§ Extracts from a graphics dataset
— BEGIN —

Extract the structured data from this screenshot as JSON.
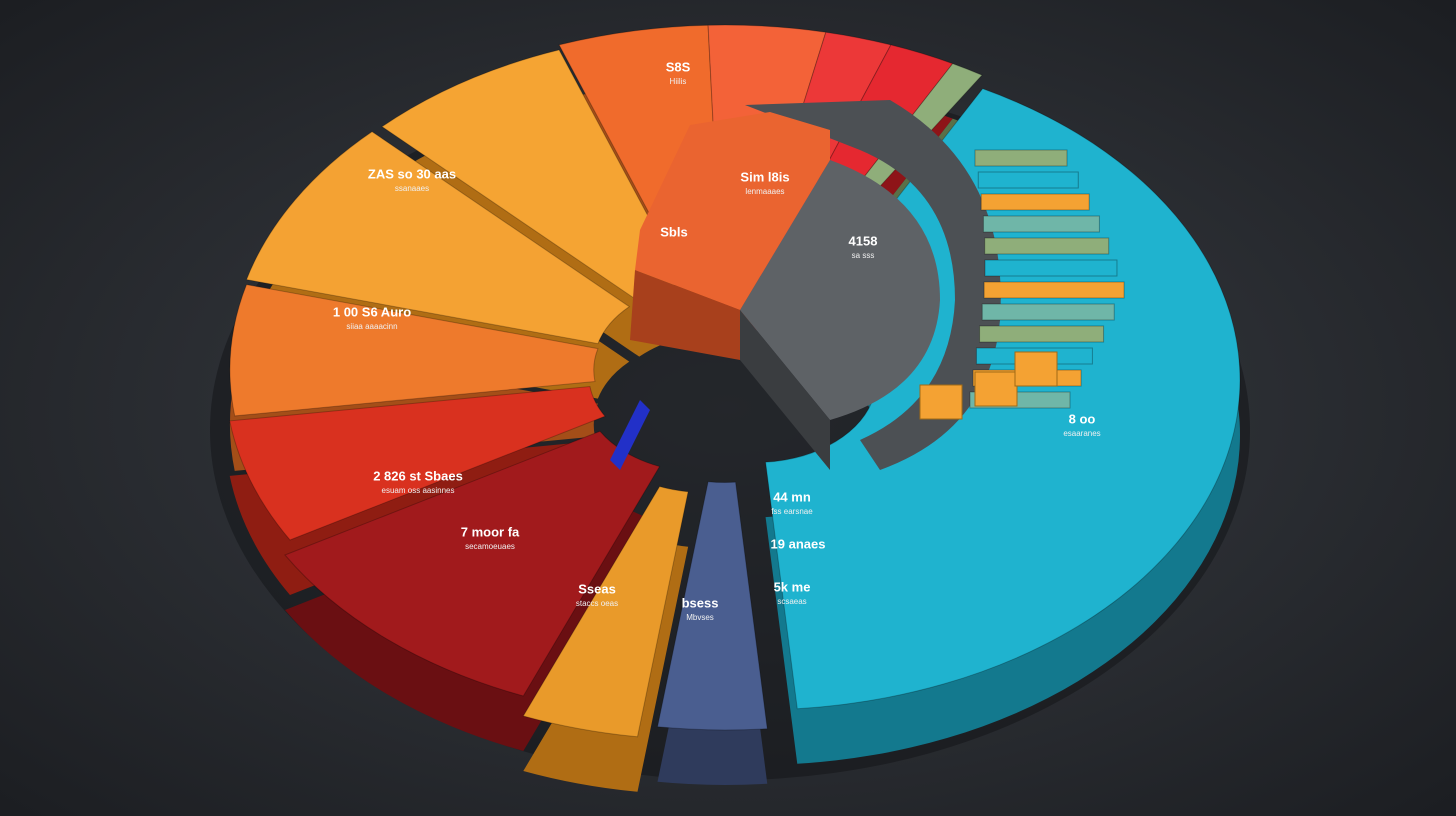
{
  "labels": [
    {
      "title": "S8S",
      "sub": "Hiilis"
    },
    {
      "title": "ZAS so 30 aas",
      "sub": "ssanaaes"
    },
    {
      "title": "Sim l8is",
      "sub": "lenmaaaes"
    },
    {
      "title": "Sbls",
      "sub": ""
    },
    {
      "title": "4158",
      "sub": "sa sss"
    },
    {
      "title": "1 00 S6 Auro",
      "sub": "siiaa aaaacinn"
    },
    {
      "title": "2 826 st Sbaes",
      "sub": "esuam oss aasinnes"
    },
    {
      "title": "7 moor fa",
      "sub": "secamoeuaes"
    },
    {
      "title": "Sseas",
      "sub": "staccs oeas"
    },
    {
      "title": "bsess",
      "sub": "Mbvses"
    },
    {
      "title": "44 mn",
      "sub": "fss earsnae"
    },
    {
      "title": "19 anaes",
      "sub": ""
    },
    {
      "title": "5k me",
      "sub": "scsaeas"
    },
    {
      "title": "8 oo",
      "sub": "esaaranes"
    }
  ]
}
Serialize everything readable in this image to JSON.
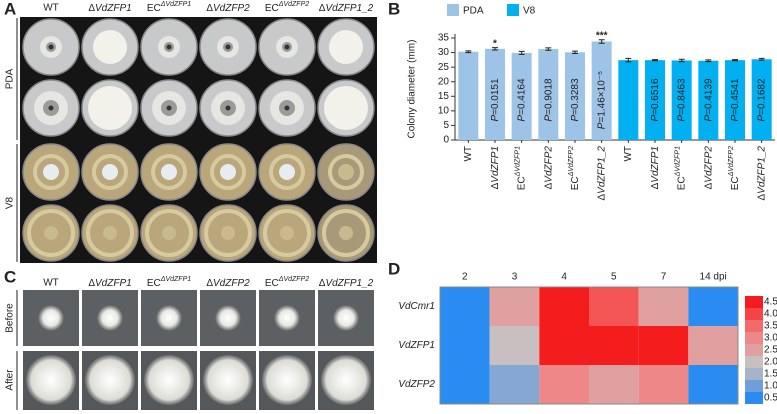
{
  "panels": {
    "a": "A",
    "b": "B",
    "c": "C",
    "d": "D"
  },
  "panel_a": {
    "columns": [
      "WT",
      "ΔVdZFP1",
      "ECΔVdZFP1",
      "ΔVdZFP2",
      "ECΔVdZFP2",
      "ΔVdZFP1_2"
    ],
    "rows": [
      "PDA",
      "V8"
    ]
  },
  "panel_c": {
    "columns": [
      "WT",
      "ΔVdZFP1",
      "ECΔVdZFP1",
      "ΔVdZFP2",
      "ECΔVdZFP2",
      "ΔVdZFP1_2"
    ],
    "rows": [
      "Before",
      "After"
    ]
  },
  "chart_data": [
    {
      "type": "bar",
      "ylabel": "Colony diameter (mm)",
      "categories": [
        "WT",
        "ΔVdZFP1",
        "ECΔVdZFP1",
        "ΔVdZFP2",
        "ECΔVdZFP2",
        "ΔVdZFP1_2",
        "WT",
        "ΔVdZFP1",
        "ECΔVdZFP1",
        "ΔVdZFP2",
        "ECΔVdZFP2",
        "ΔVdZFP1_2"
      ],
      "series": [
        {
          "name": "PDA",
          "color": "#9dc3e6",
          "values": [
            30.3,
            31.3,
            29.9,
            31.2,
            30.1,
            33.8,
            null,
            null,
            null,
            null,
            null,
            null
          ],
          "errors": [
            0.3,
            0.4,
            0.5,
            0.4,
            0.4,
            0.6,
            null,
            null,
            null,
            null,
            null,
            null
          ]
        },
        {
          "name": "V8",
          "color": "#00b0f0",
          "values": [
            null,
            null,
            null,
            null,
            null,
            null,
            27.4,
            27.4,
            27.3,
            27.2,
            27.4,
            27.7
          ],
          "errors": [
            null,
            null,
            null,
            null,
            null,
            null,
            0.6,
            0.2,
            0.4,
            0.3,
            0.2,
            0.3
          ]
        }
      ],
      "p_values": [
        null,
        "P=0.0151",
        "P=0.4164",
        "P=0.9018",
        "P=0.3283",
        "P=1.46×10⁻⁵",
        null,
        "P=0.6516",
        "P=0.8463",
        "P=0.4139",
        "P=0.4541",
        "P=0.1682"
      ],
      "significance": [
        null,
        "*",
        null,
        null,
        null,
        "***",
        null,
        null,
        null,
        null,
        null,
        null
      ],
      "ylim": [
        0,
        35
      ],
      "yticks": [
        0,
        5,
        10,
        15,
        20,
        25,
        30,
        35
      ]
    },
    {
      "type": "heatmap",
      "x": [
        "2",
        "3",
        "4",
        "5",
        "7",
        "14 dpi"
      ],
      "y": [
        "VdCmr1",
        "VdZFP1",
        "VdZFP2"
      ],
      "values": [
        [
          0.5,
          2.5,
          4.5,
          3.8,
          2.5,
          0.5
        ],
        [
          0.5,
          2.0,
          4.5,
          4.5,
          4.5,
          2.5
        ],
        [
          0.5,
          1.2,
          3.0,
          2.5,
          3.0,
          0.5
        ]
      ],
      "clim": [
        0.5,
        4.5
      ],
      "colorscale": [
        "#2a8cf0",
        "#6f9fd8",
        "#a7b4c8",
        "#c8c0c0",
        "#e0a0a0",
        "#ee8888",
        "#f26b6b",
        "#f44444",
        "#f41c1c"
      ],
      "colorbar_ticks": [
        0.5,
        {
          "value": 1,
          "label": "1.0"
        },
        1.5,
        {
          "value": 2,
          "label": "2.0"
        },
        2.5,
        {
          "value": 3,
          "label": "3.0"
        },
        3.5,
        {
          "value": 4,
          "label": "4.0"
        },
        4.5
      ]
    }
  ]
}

— END —

§ Exercise aim
Pull out each line of the listing that holds the string "this".

§ Reply to the exercise
Extract the structured data from this screenshot as JSON.
Serialize everything readable in this image to JSON.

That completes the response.